### [Stated problem]
Can you write out all of the material below, word for word?

### [Provided records]
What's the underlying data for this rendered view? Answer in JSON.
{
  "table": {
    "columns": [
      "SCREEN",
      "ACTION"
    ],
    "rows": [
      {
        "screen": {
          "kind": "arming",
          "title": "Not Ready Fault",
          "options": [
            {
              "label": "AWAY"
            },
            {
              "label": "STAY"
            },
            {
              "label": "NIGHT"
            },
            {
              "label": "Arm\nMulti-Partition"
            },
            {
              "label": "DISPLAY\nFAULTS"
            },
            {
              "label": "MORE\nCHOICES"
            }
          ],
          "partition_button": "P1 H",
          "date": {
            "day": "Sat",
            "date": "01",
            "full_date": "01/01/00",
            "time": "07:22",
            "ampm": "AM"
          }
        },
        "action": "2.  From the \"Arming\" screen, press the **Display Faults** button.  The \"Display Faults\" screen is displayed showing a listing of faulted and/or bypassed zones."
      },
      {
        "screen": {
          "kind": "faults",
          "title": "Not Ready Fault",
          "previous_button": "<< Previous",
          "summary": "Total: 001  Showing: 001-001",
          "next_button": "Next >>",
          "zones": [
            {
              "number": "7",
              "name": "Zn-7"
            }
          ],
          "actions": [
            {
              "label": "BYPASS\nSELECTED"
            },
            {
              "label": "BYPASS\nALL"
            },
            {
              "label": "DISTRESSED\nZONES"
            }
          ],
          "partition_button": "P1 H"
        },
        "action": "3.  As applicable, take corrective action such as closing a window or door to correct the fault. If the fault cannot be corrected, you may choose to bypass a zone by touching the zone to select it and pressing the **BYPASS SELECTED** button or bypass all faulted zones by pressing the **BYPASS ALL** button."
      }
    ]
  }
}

### [Exercise result]
What's the underlying data for this rendered view? Answer in JSON.
{
  "table": {
    "columns": [
      "SCREEN",
      "ACTION"
    ],
    "rows": [
      {
        "screen": {
          "kind": "arming",
          "title": "Not Ready Fault",
          "options": [
            {
              "label": "AWAY"
            },
            {
              "label": "STAY"
            },
            {
              "label": "NIGHT"
            },
            {
              "label": "Arm\nMulti-Partition"
            },
            {
              "label": "DISPLAY\nFAULTS"
            },
            {
              "label": "MORE\nCHOICES"
            }
          ],
          "partition_button": "P1 H",
          "date": {
            "day": "Sat",
            "date": "01",
            "full_date": "01/01/00",
            "time": "07:22",
            "ampm": "AM"
          }
        },
        "action": "2.  From the \"Arming\" screen, press the **Display Faults** button.  The \"Display Faults\" screen is displayed showing a listing of faulted and/or bypassed zones."
      },
      {
        "screen": {
          "kind": "faults",
          "title": "Not Ready Fault",
          "previous_button": "<< Previous",
          "summary": "Total: 001  Showing: 001-001",
          "next_button": "Next >>",
          "zones": [
            {
              "number": "7",
              "name": "Zn-7"
            }
          ],
          "actions": [
            {
              "label": "BYPASS\nSELECTED"
            },
            {
              "label": "BYPASS\nALL"
            },
            {
              "label": "DISTRESSED\nZONES"
            }
          ],
          "partition_button": "P1 H"
        },
        "action": "3.  As applicable, take corrective action such as closing a window or door to correct the fault. If the fault cannot be corrected, you may choose to bypass a zone by touching the zone to select it and pressing the **BYPASS SELECTED** button or bypass all faulted zones by pressing the **BYPASS ALL** button."
      }
    ]
  }
}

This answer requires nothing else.